(Structured figure records)
•••••

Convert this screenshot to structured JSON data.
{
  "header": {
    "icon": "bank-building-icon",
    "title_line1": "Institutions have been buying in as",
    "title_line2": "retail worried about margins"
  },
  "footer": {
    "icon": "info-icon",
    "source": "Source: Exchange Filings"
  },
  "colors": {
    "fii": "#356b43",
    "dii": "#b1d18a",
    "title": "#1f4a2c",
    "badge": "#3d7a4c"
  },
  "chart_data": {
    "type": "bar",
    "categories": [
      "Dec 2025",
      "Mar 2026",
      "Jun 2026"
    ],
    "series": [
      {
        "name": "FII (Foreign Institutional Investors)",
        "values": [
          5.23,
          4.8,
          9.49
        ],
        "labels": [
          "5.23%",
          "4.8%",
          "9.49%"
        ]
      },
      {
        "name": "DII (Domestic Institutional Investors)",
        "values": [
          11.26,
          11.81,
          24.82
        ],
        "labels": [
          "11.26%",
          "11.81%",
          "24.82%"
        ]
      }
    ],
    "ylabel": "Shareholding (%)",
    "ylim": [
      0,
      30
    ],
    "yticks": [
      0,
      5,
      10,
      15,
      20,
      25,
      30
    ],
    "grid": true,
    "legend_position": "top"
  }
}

•••••

Using the listing above, show each line holding the string "Institutional".

→ ANSWER IN FULL
        "name": "FII (Foreign Institutional Investors)",
        "name": "DII (Domestic Institutional Investors)",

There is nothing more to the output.